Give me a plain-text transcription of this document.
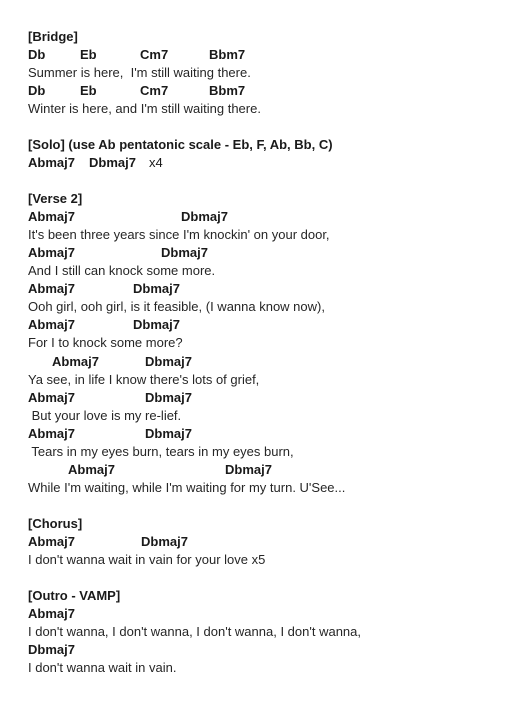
[Bridge]

Db

	Eb

	Cm7

	Bbm7

Summer is here,  I'm still waiting there.

Db

	Eb

	Cm7

	Bbm7

Winter is here, and I'm still waiting there.
[Solo] (use Ab pentatonic scale - Eb, F, Ab, Bb, C)

Abmaj7

Dbmaj7

x4

[Verse 2]

Abmaj7

	Dbmaj7

It's been three years since I'm knockin' on your door,

Abmaj7

	Dbmaj7

And I still can knock some more.

Abmaj7

	Dbmaj7

Ooh girl, ooh girl, is it feasible, (I wanna know now),

Abmaj7

	Dbmaj7

For I to knock some more?

Abmaj7

	Dbmaj7

Ya see, in life I know there's lots of grief,

Abmaj7

	Dbmaj7

But your love is my re-lief.

Abmaj7

	Dbmaj7

Tears in my eyes burn, tears in my eyes burn,

Abmaj7

	Dbmaj7

While I'm waiting, while I'm waiting for my turn. U'See...
[Chorus]

Abmaj7

	Dbmaj7

I don't wanna wait in vain for your love x5
[Outro - VAMP]
Abmaj7
I don't wanna, I don't wanna, I don't wanna, I don't wanna,
Dbmaj7
I don't wanna wait in vain.
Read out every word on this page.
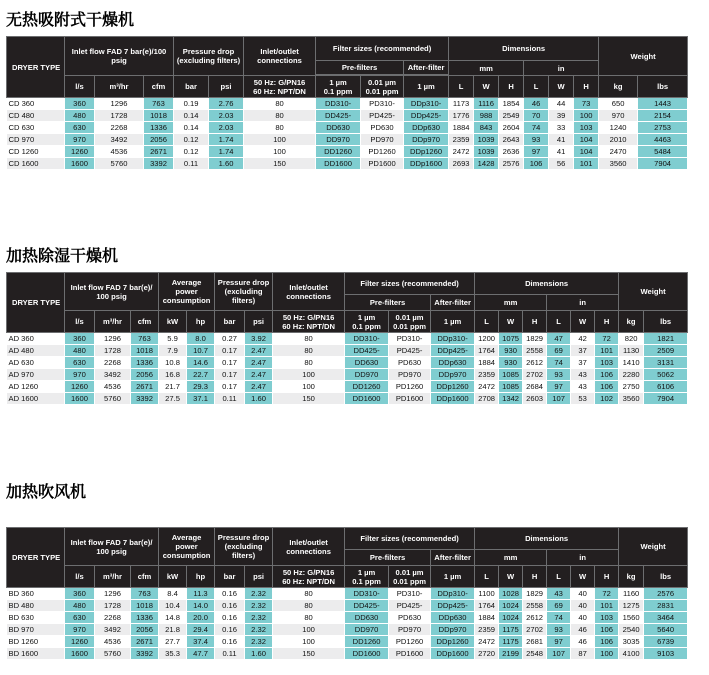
无热吸附式干燥机
DRYER TYPE	Inlet flow FAD 7 bar(e)/100 psig			Pressure drop (excluding filters)		Inlet/outlet connections	Filter sizes (recommended)			Dimensions						Weight	
							Pre-filters		After-filter	mm			in				

	l/s	m³/hr	cfm	bar	psi	50 Hz: G/PN16
60 Hz: NPT/DN	1 µm
0.1 ppm	0.01 µm
0.01 ppm	1 µm	L	W	H	L	W	H	kg	lbs
CD 360	360	1296	763	0.19	2.76	80	DD310-	PD310-	DDp310-	1173	1116	1854	46	44	73	650	1443
CD 480	480	1728	1018	0.14	2.03	80	DD425-	PD425-	DDp425-	1776	988	2549	70	39	100	970	2154
CD 630	630	2268	1336	0.14	2.03	80	DD630	PD630	DDp630	1884	843	2604	74	33	103	1240	2753
CD 970	970	3492	2056	0.12	1.74	100	DD970	PD970	DDp970	2359	1039	2643	93	41	104	2010	4463
CD 1260	1260	4536	2671	0.12	1.74	100	DD1260	PD1260	DDp1260	2472	1039	2636	97	41	104	2470	5484
CD 1600	1600	5760	3392	0.11	1.60	150	DD1600	PD1600	DDp1600	2693	1428	2576	106	56	101	3560	7904
加热除湿干燥机
DRYER TYPE	Inlet flow FAD 7 bar(e)/ 100 psig			Average power consumption		Pressure drop (excluding filters)		Inlet/outlet connections	Filter sizes (recommended)			Dimensions						Weight	
									Pre-filters		After-filter	mm			in				
	l/s	m³/hr	cfm	kW	hp	bar	psi	50 Hz: G/PN16
60 Hz: NPT/DN	1 µm
0.1 ppm	0.01 µm
0.01 ppm	1 µm	L	W	H	L	W	H	kg	lbs
AD 360	360	1296	763	5.9	8.0	0.27	3.92	80	DD310-	PD310-	DDp310-	1200	1075	1829	47	42	72	820	1821
AD 480	480	1728	1018	7.9	10.7	0.17	2.47	80	DD425-	PD425-	DDp425-	1764	930	2558	69	37	101	1130	2509
AD 630	630	2268	1336	10.8	14.6	0.17	2.47	80	DD630	PD630	DDp630	1884	930	2612	74	37	103	1410	3131
AD 970	970	3492	2056	16.8	22.7	0.17	2.47	100	DD970	PD970	DDp970	2359	1085	2702	93	43	106	2280	5062
AD 1260	1260	4536	2671	21.7	29.3	0.17	2.47	100	DD1260	PD1260	DDp1260	2472	1085	2684	97	43	106	2750	6106
AD 1600	1600	5760	3392	27.5	37.1	0.11	1.60	150	DD1600	PD1600	DDp1600	2708	1342	2603	107	53	102	3560	7904
加热吹风机
DRYER TYPE	Inlet flow FAD 7 bar(e)/ 100 psig			Average power consumption		Pressure drop (excluding filters)		Inlet/outlet connections	Filter sizes (recommended)			Dimensions						Weight	
									Pre-filters		After-filter	mm			in				
	l/s	m³/hr	cfm	kW	hp	bar	psi	50 Hz: G/PN16
60 Hz: NPT/DN	1 µm
0.1 ppm	0.01 µm
0.01 ppm	1 µm	L	W	H	L	W	H	kg	lbs
BD 360	360	1296	763	8.4	11.3	0.16	2.32	80	DD310-	PD310-	DDp310-	1100	1028	1829	43	40	72	1160	2576
BD 480	480	1728	1018	10.4	14.0	0.16	2.32	80	DD425-	PD425-	DDp425-	1764	1024	2558	69	40	101	1275	2831
BD 630	630	2268	1336	14.8	20.0	0.16	2.32	80	DD630	PD630	DDp630	1884	1024	2612	74	40	103	1560	3464
BD 970	970	3492	2056	21.8	29.4	0.16	2.32	100	DD970	PD970	DDp970	2359	1175	2702	93	46	106	2540	5640
BD 1260	1260	4536	2671	27.7	37.4	0.16	2.32	100	DD1260	PD1260	DDp1260	2472	1175	2681	97	46	106	3035	6739
BD 1600	1600	5760	3392	35.3	47.7	0.11	1.60	150	DD1600	PD1600	DDp1600	2720	2199	2548	107	87	100	4100	9103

Given request
Lines that hold "still" are the ones to copy; find all of them.

Written answer
Summer is here,  I'm still waiting there.
Winter is here, and I'm still waiting there.
And I still can knock some more.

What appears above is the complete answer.